## WORK INSTRUCTIONS
Exactly reproduce each entry, leaving out nothing.

— begin RAW RECORDS —

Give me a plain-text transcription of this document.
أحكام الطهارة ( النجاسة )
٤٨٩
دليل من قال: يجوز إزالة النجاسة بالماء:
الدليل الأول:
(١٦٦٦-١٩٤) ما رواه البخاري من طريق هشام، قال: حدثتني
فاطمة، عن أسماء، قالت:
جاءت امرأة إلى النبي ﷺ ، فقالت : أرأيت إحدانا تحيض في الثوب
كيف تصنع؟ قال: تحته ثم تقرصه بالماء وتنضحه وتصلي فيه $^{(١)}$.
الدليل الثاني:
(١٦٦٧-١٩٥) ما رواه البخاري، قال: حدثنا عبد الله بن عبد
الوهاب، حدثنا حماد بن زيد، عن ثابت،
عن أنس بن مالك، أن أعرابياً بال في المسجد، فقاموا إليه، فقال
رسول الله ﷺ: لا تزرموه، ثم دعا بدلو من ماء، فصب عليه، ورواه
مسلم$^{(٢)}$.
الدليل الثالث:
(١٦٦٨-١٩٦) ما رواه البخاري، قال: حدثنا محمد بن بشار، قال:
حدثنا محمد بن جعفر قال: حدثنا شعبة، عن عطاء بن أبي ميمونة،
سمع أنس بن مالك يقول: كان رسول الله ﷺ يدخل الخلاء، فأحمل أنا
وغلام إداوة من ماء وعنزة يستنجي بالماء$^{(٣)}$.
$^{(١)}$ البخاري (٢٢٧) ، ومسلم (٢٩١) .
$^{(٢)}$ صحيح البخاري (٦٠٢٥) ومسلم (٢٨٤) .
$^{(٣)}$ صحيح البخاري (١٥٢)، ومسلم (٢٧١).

— end RAW RECORDS —

## RESPONSE BELOW
Give me a plain-text transcription of this document.
أحكام الطهارة ( النجاسة )
٤٨٩
دليل من قال: يجوز إزالة النجاسة بالماء:
الدليل الأول:
(١٦٦٦-١٩٤) ما رواه البخاري من طريق هشام، قال: حدثتني
فاطمة، عن أسماء، قالت:
جاءت امرأة إلى النبي ﷺ ، فقالت : أرأيت إحدانا تحيض في الثوب
كيف تصنع؟ قال: تحته ثم تقرصه بالماء وتنضحه وتصلي فيه $^{(١)}$.
الدليل الثاني:
(١٦٦٧-١٩٥) ما رواه البخاري، قال: حدثنا عبد الله بن عبد
الوهاب، حدثنا حماد بن زيد، عن ثابت،
عن أنس بن مالك، أن أعرابياً بال في المسجد، فقاموا إليه، فقال
رسول الله ﷺ: لا تزرموه، ثم دعا بدلو من ماء، فصب عليه، ورواه
مسلم$^{(٢)}$.
الدليل الثالث:
(١٦٦٨-١٩٦) ما رواه البخاري، قال: حدثنا محمد بن بشار، قال:
حدثنا محمد بن جعفر قال: حدثنا شعبة، عن عطاء بن أبي ميمونة،
سمع أنس بن مالك يقول: كان رسول الله ﷺ يدخل الخلاء، فأحمل أنا
وغلام إداوة من ماء وعنزة يستنجي بالماء$^{(٣)}$.
$^{(١)}$ البخاري (٢٢٧) ، ومسلم (٢٩١) .
$^{(٢)}$ صحيح البخاري (٦٠٢٥) ومسلم (٢٨٤) .
$^{(٣)}$ صحيح البخاري (١٥٢)، ومسلم (٢٧١).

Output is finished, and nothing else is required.